--- What needs to be done ---
Extend the forum discussion about threaded loops and mesh patterns below, starting right after its final sentence.
START Text for analysis
But yearh some times it doesn't do much in terms of speed increase unless it is as I said a threadable problem.. I've also seen examples where people are writing threaded loops, but in a way so they work like regular loops- meaning they queue the data send to the threads rather then a free for all type situation.

Also it speeds up things a lot when you are running through a lot of data, this is a mesh with 10.000 plus faces/vertices..
Comment by Daniel González Abalde on August 19, 2015 at 4:27pm

Amm, I had already applied the parallel.For... I guess it's slower than yours by the capacity of my computer (6 years, 2 cores, I insult and mistreatment him almost every day...). I had not noticed a significant performance improvement, so I thought it was something more complex, though I'm not sure at all if my code is threadable...
Okay, for comment, a good trick to manipulate patterns or play with, is to control the indexes of the neighbors to route patterns. For example, if you double/duplicate the closest neighbor index to a external point in each vertex, the diffusion will move faster towards that point.
END Text for analysis
START Data extract
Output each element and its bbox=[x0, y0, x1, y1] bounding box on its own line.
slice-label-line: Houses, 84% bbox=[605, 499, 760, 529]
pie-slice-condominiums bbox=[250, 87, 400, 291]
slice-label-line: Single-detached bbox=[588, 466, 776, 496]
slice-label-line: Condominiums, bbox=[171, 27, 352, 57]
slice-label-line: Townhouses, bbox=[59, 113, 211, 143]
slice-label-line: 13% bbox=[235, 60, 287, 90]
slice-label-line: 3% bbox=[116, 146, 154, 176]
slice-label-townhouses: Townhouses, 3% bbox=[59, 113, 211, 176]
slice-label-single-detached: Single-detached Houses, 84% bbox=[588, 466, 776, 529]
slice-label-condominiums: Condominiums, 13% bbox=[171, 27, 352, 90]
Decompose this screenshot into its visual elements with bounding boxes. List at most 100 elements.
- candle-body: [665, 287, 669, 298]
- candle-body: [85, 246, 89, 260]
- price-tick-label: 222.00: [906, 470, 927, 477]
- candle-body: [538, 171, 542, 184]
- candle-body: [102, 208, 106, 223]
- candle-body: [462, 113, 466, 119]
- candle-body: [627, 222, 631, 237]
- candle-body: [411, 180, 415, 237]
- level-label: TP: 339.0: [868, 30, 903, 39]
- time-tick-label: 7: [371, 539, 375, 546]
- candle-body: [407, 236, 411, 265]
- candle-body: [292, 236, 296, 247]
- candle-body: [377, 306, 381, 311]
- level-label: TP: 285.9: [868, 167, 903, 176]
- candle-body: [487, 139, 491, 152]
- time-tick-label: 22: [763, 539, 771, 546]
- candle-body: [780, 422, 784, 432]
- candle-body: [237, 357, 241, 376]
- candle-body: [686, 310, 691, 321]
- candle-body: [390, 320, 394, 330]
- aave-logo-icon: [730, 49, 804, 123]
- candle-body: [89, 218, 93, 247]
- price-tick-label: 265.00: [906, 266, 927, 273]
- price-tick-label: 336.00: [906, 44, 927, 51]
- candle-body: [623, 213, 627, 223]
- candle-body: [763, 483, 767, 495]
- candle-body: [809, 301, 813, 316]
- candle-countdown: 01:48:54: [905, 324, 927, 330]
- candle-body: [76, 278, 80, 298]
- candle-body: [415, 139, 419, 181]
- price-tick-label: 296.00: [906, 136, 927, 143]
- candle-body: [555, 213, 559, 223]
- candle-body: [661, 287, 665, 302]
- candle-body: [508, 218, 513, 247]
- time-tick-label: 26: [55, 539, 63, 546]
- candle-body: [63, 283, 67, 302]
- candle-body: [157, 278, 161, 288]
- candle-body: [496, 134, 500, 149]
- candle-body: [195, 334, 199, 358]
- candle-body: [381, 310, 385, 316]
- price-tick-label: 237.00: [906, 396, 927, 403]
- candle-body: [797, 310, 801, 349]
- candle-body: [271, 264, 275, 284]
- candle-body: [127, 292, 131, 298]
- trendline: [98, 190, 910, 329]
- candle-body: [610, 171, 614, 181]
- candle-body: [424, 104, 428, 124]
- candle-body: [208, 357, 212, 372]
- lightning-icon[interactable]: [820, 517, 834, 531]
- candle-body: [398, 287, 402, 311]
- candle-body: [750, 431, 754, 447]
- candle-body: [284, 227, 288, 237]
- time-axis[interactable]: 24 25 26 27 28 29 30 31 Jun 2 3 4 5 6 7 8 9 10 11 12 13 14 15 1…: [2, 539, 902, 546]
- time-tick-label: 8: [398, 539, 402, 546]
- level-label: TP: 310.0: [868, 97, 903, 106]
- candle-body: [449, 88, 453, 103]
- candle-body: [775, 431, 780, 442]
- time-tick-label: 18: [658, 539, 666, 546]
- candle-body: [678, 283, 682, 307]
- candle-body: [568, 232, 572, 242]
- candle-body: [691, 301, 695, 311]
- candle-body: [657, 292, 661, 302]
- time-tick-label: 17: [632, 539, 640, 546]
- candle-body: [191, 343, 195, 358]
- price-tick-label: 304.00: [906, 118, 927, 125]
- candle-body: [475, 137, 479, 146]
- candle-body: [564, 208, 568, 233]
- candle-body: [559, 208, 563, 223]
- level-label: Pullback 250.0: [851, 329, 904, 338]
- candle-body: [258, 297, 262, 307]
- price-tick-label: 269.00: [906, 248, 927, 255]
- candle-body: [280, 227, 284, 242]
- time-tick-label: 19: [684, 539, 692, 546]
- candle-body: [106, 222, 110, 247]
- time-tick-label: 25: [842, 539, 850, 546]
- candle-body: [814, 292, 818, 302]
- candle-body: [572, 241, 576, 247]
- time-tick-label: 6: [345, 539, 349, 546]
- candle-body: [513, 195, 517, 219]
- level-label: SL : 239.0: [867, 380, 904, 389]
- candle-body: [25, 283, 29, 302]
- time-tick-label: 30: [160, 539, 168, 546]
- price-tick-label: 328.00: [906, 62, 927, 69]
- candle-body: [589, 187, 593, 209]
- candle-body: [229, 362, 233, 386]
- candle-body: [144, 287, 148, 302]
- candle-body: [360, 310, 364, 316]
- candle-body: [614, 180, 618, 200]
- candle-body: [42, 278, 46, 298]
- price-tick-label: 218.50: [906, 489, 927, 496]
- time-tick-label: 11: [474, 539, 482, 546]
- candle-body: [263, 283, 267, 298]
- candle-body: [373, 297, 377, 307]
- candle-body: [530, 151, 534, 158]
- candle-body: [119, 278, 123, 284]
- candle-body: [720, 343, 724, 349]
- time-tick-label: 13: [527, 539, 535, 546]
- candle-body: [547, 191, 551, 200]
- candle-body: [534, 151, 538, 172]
END Data extract
--- Answer section ---
Comment by Jens Pedersen on August 19, 2015 at 3:23pm

I just use the .net implementable version of threading it is pretty easy, but you need to know whether or not your code is threadable... and be carefull, I have had a tone of problems with it...

I am essentially using the Parallel.For comand, which distributes the calculations to each thread, but this messes up your loop order, ie what I was talking about knowing whether or not your code is threadable...

Comment by Daniel González Abalde on August 19, 2015 at 9:04am

Well done :)

In each iteration you send the U, V values of each vertex to the threads available, perform calculations and then you extract the new values for the next iteration? or perform the entire process always within the threads? I have not managed to optimize my code with this, but only use a few lines of code :]. Could you give us some clue about using threads in this case please?

Comment by Jens Pedersen on August 16, 2015 at 3:52pm

There is some multithreading going on yes.. I actually havent tested it wihtout threading. But I assume it will be pretty fast though, since all the topology is build before hand, so all it does is loop through a single list.

I was really taked back by how heavy the Mesh.Vertices.GetConnectedVertices comand was, cutting that out cut the code down from 500 ms, to 20ms....

Anyway I can show you if you poped by Aarhus with Anders :)

Comment by David Stasiuk on August 16, 2015 at 3:42am
Nice! i'd live to hear a little about the strategy you're using...is there any multi-threading going on?